_GIVEN REQUEST_
Output the material below in full, exactly as it is.

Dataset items

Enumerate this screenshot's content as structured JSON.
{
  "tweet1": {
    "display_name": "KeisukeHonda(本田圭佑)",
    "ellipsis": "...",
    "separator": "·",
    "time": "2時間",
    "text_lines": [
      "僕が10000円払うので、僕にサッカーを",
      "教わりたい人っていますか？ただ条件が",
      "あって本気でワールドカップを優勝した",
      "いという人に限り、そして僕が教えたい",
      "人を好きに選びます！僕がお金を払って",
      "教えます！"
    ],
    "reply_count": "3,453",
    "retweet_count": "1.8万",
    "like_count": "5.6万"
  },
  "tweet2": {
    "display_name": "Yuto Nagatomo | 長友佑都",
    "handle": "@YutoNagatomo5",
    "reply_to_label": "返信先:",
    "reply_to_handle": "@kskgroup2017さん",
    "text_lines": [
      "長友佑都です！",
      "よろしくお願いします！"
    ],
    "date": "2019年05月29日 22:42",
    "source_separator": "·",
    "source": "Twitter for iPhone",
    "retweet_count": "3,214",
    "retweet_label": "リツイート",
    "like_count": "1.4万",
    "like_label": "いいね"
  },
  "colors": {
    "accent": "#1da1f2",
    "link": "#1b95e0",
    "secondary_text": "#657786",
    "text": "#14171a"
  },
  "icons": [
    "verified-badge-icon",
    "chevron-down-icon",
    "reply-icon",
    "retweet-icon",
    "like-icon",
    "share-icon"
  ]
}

_SOLUTION FOR THIS TASK_
Enumerate this screenshot's content as structured JSON.
{
  "tweet1": {
    "display_name": "KeisukeHonda(本田圭佑)",
    "ellipsis": "...",
    "separator": "·",
    "time": "2時間",
    "text_lines": [
      "僕が10000円払うので、僕にサッカーを",
      "教わりたい人っていますか？ただ条件が",
      "あって本気でワールドカップを優勝した",
      "いという人に限り、そして僕が教えたい",
      "人を好きに選びます！僕がお金を払って",
      "教えます！"
    ],
    "reply_count": "3,453",
    "retweet_count": "1.8万",
    "like_count": "5.6万"
  },
  "tweet2": {
    "display_name": "Yuto Nagatomo | 長友佑都",
    "handle": "@YutoNagatomo5",
    "reply_to_label": "返信先:",
    "reply_to_handle": "@kskgroup2017さん",
    "text_lines": [
      "長友佑都です！",
      "よろしくお願いします！"
    ],
    "date": "2019年05月29日 22:42",
    "source_separator": "·",
    "source": "Twitter for iPhone",
    "retweet_count": "3,214",
    "retweet_label": "リツイート",
    "like_count": "1.4万",
    "like_label": "いいね"
  },
  "colors": {
    "accent": "#1da1f2",
    "link": "#1b95e0",
    "secondary_text": "#657786",
    "text": "#14171a"
  },
  "icons": [
    "verified-badge-icon",
    "chevron-down-icon",
    "reply-icon",
    "retweet-icon",
    "like-icon",
    "share-icon"
  ]
}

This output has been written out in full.